**Task requirements**. Read the lines below. Copy out any that hold the string "бюджеты".

**Extracted data entries**.

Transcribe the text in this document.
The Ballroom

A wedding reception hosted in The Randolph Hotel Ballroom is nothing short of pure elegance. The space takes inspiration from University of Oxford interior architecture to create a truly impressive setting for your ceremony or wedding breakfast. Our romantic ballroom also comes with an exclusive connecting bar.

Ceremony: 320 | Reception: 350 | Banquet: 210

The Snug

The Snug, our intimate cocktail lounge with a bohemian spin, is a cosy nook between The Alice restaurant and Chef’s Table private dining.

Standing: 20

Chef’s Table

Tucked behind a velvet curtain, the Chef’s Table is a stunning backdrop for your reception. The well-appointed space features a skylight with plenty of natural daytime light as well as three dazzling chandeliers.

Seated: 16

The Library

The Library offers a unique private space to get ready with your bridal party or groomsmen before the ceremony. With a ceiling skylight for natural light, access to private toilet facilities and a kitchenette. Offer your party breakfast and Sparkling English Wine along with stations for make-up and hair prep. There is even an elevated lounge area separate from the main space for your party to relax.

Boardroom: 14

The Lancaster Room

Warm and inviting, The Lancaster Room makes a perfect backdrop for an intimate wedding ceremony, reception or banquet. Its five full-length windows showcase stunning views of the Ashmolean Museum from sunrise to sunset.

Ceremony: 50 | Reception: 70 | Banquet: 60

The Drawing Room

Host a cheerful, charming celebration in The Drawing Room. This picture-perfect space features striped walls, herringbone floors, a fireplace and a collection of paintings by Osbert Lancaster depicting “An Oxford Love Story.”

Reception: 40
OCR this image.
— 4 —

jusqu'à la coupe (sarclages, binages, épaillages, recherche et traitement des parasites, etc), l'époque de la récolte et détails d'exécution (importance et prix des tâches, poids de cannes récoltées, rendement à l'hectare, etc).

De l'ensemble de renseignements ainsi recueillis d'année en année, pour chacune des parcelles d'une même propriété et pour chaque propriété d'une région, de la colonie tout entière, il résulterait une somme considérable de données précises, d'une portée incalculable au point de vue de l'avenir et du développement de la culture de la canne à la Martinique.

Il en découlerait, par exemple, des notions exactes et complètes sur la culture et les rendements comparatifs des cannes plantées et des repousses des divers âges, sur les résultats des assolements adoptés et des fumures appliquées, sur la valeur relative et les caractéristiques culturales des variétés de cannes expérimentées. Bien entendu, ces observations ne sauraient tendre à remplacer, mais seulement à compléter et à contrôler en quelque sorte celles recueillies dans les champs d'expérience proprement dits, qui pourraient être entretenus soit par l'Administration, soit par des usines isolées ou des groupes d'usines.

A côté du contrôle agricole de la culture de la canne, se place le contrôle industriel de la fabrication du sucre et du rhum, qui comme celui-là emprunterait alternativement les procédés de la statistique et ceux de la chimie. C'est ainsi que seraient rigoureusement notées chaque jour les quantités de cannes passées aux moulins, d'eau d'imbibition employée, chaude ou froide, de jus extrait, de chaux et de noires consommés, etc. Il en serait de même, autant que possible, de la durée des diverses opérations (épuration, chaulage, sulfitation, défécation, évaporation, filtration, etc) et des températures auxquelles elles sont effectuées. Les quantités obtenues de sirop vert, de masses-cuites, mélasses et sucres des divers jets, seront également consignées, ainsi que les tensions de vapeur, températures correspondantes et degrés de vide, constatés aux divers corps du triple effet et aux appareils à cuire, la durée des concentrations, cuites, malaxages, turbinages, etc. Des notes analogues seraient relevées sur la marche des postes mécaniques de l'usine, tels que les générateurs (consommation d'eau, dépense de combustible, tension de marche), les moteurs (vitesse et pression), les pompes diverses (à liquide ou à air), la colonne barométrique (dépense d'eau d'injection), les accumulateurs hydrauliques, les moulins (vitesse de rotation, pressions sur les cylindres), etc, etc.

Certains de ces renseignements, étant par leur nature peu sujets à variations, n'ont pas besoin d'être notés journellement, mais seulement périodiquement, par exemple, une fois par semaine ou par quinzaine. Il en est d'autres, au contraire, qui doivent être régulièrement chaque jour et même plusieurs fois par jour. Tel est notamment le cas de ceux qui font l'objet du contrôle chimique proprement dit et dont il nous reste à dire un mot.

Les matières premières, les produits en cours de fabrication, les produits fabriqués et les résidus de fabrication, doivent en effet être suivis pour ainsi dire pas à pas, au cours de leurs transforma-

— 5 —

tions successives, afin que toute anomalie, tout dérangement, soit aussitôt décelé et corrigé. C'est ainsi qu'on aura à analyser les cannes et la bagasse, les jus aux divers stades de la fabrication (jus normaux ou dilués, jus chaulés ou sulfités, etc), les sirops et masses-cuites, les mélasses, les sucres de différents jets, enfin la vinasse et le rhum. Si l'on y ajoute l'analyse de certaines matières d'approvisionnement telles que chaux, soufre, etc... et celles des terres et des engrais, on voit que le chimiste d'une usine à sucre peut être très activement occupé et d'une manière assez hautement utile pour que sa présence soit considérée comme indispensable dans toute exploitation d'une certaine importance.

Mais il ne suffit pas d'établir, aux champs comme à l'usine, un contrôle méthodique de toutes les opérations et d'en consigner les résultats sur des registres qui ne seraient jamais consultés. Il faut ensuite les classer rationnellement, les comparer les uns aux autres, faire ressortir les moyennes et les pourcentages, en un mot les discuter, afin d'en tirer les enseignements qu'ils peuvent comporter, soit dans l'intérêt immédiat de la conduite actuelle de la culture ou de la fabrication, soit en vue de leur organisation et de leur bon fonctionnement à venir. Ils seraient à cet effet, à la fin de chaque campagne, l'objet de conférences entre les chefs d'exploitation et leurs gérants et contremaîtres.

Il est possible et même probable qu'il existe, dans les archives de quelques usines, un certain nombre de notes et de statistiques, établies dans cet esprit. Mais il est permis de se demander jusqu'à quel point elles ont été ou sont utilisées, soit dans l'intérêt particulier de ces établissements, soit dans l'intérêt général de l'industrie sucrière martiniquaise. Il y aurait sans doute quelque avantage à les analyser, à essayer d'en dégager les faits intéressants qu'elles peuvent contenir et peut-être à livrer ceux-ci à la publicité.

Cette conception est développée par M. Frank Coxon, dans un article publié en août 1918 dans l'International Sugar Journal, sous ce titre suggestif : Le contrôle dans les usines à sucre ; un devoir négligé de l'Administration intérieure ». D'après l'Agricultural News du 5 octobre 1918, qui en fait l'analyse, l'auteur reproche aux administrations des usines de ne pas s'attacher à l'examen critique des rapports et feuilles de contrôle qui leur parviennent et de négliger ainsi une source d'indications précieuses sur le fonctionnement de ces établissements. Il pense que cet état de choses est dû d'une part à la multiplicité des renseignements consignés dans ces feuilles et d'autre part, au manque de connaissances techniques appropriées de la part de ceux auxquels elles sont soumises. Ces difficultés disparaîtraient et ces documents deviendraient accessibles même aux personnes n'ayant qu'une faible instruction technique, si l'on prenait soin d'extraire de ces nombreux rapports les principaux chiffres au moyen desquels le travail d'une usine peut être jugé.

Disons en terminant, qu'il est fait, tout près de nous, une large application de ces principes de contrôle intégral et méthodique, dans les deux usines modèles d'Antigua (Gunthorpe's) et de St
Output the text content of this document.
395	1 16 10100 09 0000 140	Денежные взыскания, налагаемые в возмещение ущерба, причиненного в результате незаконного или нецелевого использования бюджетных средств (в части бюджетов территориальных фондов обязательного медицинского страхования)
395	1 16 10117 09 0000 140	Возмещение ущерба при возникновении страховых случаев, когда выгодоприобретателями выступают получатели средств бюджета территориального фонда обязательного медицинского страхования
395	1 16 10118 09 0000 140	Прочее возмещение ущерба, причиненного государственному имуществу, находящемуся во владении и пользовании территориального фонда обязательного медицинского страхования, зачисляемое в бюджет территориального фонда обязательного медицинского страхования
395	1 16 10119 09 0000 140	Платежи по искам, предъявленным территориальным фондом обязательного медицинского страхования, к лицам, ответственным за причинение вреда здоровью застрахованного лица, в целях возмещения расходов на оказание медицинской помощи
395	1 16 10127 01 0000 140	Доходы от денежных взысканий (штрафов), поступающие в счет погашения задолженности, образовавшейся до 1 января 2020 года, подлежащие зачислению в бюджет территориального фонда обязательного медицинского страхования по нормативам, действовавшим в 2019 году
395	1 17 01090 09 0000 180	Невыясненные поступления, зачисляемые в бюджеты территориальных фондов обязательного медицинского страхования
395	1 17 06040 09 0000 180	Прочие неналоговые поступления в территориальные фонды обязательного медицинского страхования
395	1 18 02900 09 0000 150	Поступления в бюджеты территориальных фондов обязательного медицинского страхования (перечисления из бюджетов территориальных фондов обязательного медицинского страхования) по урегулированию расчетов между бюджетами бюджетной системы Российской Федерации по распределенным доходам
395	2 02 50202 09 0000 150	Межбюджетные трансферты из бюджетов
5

**Reply to the exercise**.
395	1 17 01090 09 0000 180	Невыясненные поступления, зачисляемые в бюджеты территориальных фондов обязательного медицинского страхования
395	1 18 02900 09 0000 150	Поступления в бюджеты территориальных фондов обязательного медицинского страхования (перечисления из бюджетов территориальных фондов обязательного медицинского страхования) по урегулированию расчетов между бюджетами бюджетной системы Российской Федерации по распределенным доходам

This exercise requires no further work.